> _What the task requires_: Copy all lines below exactly as written. Leave pictures out.

> _Supplied material_:
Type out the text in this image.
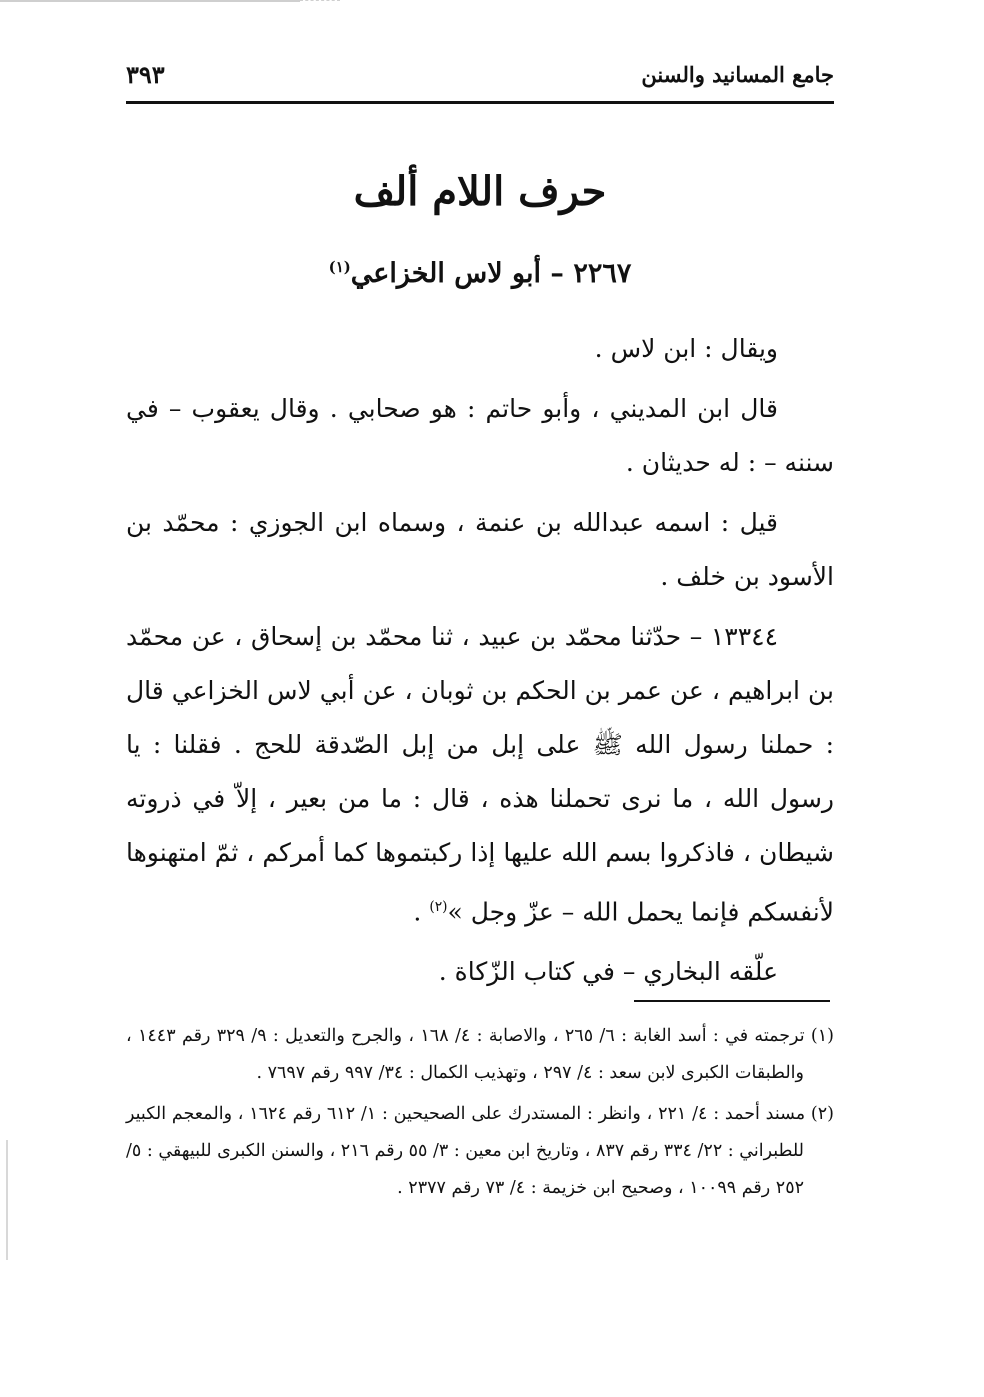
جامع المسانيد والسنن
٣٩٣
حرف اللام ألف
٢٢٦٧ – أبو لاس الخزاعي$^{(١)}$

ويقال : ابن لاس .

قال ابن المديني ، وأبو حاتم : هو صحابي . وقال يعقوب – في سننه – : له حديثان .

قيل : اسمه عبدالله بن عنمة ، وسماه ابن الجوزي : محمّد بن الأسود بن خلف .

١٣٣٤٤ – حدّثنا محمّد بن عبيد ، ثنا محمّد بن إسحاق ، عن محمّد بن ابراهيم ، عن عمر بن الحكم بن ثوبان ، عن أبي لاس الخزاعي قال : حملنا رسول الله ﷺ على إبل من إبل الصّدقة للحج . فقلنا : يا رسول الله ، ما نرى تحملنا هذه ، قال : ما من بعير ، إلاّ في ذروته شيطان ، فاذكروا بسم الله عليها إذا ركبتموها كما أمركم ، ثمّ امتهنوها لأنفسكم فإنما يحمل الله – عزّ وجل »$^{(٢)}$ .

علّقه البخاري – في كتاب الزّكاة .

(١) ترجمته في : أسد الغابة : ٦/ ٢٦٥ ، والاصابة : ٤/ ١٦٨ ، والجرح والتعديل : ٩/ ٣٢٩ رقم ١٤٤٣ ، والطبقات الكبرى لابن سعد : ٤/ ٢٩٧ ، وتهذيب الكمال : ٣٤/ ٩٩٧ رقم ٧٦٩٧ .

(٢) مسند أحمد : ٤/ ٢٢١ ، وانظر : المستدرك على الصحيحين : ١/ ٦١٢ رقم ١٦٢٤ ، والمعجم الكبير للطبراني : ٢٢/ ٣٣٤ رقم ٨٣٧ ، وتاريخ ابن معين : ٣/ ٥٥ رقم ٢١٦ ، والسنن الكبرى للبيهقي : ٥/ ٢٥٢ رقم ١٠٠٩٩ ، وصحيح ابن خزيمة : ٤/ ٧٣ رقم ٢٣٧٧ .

> _Written answer_:
Type out the text in this image.
جامع المسانيد والسنن
٣٩٣
حرف اللام ألف
٢٢٦٧ – أبو لاس الخزاعي$^{(١)}$

ويقال : ابن لاس .

قال ابن المديني ، وأبو حاتم : هو صحابي . وقال يعقوب – في سننه – : له حديثان .

قيل : اسمه عبدالله بن عنمة ، وسماه ابن الجوزي : محمّد بن الأسود بن خلف .

١٣٣٤٤ – حدّثنا محمّد بن عبيد ، ثنا محمّد بن إسحاق ، عن محمّد بن ابراهيم ، عن عمر بن الحكم بن ثوبان ، عن أبي لاس الخزاعي قال : حملنا رسول الله ﷺ على إبل من إبل الصّدقة للحج . فقلنا : يا رسول الله ، ما نرى تحملنا هذه ، قال : ما من بعير ، إلاّ في ذروته شيطان ، فاذكروا بسم الله عليها إذا ركبتموها كما أمركم ، ثمّ امتهنوها لأنفسكم فإنما يحمل الله – عزّ وجل »$^{(٢)}$ .

علّقه البخاري – في كتاب الزّكاة .

(١) ترجمته في : أسد الغابة : ٦/ ٢٦٥ ، والاصابة : ٤/ ١٦٨ ، والجرح والتعديل : ٩/ ٣٢٩ رقم ١٤٤٣ ، والطبقات الكبرى لابن سعد : ٤/ ٢٩٧ ، وتهذيب الكمال : ٣٤/ ٩٩٧ رقم ٧٦٩٧ .

(٢) مسند أحمد : ٤/ ٢٢١ ، وانظر : المستدرك على الصحيحين : ١/ ٦١٢ رقم ١٦٢٤ ، والمعجم الكبير للطبراني : ٢٢/ ٣٣٤ رقم ٨٣٧ ، وتاريخ ابن معين : ٣/ ٥٥ رقم ٢١٦ ، والسنن الكبرى للبيهقي : ٥/ ٢٥٢ رقم ١٠٠٩٩ ، وصحيح ابن خزيمة : ٤/ ٧٣ رقم ٢٣٧٧ .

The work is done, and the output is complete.